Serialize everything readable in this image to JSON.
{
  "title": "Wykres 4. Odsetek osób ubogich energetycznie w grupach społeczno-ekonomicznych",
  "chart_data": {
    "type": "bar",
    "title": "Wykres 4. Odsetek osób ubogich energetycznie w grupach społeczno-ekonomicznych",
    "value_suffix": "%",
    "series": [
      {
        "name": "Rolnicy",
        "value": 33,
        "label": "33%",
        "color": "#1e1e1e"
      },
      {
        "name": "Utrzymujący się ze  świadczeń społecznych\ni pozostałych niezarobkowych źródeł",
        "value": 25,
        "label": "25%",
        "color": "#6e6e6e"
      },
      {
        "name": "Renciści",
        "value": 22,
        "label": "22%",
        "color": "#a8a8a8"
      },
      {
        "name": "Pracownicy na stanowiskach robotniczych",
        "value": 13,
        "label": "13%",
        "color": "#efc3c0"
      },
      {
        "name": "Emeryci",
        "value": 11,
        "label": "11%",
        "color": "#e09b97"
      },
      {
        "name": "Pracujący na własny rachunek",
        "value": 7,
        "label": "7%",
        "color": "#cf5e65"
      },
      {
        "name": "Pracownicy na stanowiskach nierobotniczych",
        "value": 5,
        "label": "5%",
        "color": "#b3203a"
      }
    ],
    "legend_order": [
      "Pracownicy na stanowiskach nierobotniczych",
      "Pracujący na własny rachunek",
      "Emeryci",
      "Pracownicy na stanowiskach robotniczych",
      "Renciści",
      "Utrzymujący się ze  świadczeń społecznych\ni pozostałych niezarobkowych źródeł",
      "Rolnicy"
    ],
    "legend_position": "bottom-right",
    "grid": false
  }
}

(What is required) Check each line in the listing above for the string "Pracownicy", then report how many lines contain it, with no other text.

(Task output) 4